**INPUT FOR THIS TASK:**

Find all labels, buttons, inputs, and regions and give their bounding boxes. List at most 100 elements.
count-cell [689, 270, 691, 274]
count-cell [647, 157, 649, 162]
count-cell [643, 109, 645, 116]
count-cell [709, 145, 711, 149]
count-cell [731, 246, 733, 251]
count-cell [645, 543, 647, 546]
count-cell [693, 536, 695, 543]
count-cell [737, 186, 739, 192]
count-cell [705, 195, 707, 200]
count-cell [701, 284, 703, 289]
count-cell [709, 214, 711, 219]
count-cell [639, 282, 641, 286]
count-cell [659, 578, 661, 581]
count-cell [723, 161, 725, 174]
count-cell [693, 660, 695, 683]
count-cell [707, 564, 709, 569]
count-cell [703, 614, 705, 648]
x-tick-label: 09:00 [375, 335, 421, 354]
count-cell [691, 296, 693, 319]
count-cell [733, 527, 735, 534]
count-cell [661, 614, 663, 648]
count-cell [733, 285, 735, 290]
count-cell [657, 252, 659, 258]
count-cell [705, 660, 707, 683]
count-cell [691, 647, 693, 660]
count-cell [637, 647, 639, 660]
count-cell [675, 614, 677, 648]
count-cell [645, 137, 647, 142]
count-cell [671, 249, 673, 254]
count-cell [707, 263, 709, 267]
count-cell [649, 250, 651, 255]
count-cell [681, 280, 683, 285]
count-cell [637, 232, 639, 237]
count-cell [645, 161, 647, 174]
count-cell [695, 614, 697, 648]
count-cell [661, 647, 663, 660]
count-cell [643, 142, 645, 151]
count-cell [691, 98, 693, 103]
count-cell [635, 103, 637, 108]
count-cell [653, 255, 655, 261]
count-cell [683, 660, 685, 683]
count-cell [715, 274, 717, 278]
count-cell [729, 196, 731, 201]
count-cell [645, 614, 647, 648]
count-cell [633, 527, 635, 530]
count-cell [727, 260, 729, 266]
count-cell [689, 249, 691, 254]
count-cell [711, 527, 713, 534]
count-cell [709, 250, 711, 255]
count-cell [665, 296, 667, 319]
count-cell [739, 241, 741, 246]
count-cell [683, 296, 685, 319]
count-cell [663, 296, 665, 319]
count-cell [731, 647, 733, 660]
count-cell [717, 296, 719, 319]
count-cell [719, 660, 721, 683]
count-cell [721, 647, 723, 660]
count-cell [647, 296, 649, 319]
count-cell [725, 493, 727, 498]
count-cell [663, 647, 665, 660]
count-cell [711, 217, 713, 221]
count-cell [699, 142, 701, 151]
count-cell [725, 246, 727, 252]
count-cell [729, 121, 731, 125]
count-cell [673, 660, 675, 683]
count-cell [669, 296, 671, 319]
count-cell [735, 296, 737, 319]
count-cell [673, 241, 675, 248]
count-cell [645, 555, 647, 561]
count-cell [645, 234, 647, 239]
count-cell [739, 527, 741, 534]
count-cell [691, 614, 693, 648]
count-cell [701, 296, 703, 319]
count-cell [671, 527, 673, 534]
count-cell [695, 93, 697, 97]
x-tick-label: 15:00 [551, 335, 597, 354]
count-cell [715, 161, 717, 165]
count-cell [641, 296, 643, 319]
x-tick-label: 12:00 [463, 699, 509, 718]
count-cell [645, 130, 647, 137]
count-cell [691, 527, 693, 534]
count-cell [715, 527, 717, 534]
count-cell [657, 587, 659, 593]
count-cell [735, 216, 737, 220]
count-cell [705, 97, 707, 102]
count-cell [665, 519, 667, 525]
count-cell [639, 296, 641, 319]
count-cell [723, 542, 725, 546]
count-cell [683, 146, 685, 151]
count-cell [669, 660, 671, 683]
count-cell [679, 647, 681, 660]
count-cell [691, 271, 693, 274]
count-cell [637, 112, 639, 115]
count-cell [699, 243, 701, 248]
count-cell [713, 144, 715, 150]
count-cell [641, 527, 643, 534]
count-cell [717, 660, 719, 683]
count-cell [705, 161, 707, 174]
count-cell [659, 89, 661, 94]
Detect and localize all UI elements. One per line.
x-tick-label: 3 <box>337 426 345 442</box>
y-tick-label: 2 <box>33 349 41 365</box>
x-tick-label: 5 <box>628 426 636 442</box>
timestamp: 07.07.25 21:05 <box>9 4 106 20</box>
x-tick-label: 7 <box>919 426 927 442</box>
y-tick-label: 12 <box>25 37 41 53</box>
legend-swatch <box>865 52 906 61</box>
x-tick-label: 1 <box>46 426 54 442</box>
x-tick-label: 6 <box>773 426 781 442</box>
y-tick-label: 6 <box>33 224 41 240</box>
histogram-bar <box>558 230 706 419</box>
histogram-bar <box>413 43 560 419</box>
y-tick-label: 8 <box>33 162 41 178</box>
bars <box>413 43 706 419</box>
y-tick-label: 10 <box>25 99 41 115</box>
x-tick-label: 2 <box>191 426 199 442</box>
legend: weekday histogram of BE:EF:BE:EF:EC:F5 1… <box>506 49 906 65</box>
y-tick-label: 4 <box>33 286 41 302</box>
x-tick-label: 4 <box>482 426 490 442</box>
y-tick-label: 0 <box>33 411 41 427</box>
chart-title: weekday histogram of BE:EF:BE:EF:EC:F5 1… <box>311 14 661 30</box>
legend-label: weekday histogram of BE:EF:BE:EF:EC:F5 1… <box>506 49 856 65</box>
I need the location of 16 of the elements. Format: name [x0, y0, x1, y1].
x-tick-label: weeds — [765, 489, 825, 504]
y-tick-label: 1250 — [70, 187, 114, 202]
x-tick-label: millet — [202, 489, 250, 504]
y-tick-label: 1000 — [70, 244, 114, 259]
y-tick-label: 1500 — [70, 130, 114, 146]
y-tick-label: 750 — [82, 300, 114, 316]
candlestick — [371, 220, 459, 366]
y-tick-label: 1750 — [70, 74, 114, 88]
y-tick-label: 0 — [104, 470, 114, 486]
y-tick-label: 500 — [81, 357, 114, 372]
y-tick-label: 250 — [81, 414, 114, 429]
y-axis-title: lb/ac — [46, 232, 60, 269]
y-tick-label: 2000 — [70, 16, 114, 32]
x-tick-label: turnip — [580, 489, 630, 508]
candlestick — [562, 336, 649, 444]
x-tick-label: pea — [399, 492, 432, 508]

**PROBLEM TO SOLVE:** Show every line of the items above that contains the string "legend". Case counts.

**THE RESPONSE:**
legend-swatch <box>865 52 906 61</box>
legend: weekday histogram of BE:EF:BE:EF:EC:F5 1… <box>506 49 906 65</box>
legend-label: weekday histogram of BE:EF:BE:EF:EC:F5 1… <box>506 49 856 65</box>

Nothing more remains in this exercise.